* _YOUR TASK_:
Each entry has to be copied exactly, with nothing missed.

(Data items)
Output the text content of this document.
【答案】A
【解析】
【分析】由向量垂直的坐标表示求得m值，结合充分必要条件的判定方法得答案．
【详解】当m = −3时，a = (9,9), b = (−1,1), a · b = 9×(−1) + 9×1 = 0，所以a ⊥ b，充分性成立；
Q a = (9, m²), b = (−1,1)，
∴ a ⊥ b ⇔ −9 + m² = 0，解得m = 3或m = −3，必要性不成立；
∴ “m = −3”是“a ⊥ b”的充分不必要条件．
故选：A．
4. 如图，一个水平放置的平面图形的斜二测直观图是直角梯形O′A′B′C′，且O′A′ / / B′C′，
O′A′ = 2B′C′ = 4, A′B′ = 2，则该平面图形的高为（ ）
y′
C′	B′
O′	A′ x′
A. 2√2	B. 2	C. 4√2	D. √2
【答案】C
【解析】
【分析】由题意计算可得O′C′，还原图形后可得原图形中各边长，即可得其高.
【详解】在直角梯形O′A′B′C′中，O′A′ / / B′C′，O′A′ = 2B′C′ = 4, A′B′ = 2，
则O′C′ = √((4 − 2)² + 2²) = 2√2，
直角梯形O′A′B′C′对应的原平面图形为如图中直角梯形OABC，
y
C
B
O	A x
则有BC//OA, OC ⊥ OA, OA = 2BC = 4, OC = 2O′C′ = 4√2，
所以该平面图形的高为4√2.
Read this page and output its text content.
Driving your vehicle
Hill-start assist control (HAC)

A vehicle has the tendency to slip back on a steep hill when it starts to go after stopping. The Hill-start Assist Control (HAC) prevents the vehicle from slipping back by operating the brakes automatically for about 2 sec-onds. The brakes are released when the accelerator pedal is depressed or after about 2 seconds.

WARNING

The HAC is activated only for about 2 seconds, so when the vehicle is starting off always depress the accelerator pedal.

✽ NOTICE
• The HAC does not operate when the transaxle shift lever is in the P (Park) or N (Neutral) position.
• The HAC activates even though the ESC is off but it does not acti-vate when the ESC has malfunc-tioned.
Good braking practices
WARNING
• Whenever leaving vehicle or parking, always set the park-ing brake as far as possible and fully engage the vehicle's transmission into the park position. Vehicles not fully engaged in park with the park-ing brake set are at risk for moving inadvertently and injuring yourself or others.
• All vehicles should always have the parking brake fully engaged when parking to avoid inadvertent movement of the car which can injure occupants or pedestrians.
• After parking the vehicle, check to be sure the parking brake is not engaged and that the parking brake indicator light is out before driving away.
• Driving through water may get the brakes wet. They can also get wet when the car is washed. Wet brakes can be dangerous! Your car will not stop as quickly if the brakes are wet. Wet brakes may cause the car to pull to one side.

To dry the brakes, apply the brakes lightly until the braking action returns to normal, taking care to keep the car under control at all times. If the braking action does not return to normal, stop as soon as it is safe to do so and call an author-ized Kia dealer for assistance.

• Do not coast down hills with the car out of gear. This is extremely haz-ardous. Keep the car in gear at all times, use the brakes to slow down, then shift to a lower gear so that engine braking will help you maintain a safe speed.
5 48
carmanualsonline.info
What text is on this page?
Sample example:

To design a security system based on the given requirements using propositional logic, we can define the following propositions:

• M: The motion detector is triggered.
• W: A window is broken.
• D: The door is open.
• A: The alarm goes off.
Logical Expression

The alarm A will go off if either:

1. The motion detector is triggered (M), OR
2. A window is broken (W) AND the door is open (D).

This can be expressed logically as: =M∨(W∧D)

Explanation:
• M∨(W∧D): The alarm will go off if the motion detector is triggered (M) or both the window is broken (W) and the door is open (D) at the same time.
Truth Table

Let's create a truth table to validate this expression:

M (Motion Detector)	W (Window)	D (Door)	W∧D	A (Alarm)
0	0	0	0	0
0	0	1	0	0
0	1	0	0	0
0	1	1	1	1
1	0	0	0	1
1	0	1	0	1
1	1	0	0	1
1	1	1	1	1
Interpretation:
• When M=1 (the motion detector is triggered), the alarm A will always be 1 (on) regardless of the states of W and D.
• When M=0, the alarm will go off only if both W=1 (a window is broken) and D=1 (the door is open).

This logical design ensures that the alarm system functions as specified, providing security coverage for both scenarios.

* _OUTPUT OF THE TASK_:
Output the text content of this document.
【答案】A
【解析】
【分析】由向量垂直的坐标表示求得m值，结合充分必要条件的判定方法得答案．
【详解】当m = −3时，a = (9,9), b = (−1,1), a · b = 9×(−1) + 9×1 = 0，所以a ⊥ b，充分性成立；
Q a = (9, m²), b = (−1,1)，
∴ a ⊥ b ⇔ −9 + m² = 0，解得m = 3或m = −3，必要性不成立；
∴ “m = −3”是“a ⊥ b”的充分不必要条件．
故选：A．
4. 如图，一个水平放置的平面图形的斜二测直观图是直角梯形O′A′B′C′，且O′A′ / / B′C′，
O′A′ = 2B′C′ = 4, A′B′ = 2，则该平面图形的高为（ ）
y′
C′	B′
O′	A′ x′
A. 2√2	B. 2	C. 4√2	D. √2
【答案】C
【解析】
【分析】由题意计算可得O′C′，还原图形后可得原图形中各边长，即可得其高.
【详解】在直角梯形O′A′B′C′中，O′A′ / / B′C′，O′A′ = 2B′C′ = 4, A′B′ = 2，
则O′C′ = √((4 − 2)² + 2²) = 2√2，
直角梯形O′A′B′C′对应的原平面图形为如图中直角梯形OABC，
y
C
B
O	A x
则有BC//OA, OC ⊥ OA, OA = 2BC = 4, OC = 2O′C′ = 4√2，
所以该平面图形的高为4√2.
Read this page and output its text content.
Driving your vehicle
Hill-start assist control (HAC)

A vehicle has the tendency to slip back on a steep hill when it starts to go after stopping. The Hill-start Assist Control (HAC) prevents the vehicle from slipping back by operating the brakes automatically for about 2 sec-onds. The brakes are released when the accelerator pedal is depressed or after about 2 seconds.

WARNING

The HAC is activated only for about 2 seconds, so when the vehicle is starting off always depress the accelerator pedal.

✽ NOTICE
• The HAC does not operate when the transaxle shift lever is in the P (Park) or N (Neutral) position.
• The HAC activates even though the ESC is off but it does not acti-vate when the ESC has malfunc-tioned.
Good braking practices
WARNING
• Whenever leaving vehicle or parking, always set the park-ing brake as far as possible and fully engage the vehicle's transmission into the park position. Vehicles not fully engaged in park with the park-ing brake set are at risk for moving inadvertently and injuring yourself or others.
• All vehicles should always have the parking brake fully engaged when parking to avoid inadvertent movement of the car which can injure occupants or pedestrians.
• After parking the vehicle, check to be sure the parking brake is not engaged and that the parking brake indicator light is out before driving away.
• Driving through water may get the brakes wet. They can also get wet when the car is washed. Wet brakes can be dangerous! Your car will not stop as quickly if the brakes are wet. Wet brakes may cause the car to pull to one side.

To dry the brakes, apply the brakes lightly until the braking action returns to normal, taking care to keep the car under control at all times. If the braking action does not return to normal, stop as soon as it is safe to do so and call an author-ized Kia dealer for assistance.

• Do not coast down hills with the car out of gear. This is extremely haz-ardous. Keep the car in gear at all times, use the brakes to slow down, then shift to a lower gear so that engine braking will help you maintain a safe speed.
5 48
carmanualsonline.info
What text is on this page?
Sample example:

To design a security system based on the given requirements using propositional logic, we can define the following propositions:

• M: The motion detector is triggered.
• W: A window is broken.
• D: The door is open.
• A: The alarm goes off.
Logical Expression

The alarm A will go off if either:

1. The motion detector is triggered (M), OR
2. A window is broken (W) AND the door is open (D).

This can be expressed logically as: =M∨(W∧D)

Explanation:
• M∨(W∧D): The alarm will go off if the motion detector is triggered (M) or both the window is broken (W) and the door is open (D) at the same time.
Truth Table

Let's create a truth table to validate this expression:

M (Motion Detector)	W (Window)	D (Door)	W∧D	A (Alarm)
0	0	0	0	0
0	0	1	0	0
0	1	0	0	0
0	1	1	1	1
1	0	0	0	1
1	0	1	0	1
1	1	0	0	1
1	1	1	1	1
Interpretation:
• When M=1 (the motion detector is triggered), the alarm A will always be 1 (on) regardless of the states of W and D.
• When M=0, the alarm will go off only if both W=1 (a window is broken) and D=1 (the door is open).

This logical design ensures that the alarm system functions as specified, providing security coverage for both scenarios.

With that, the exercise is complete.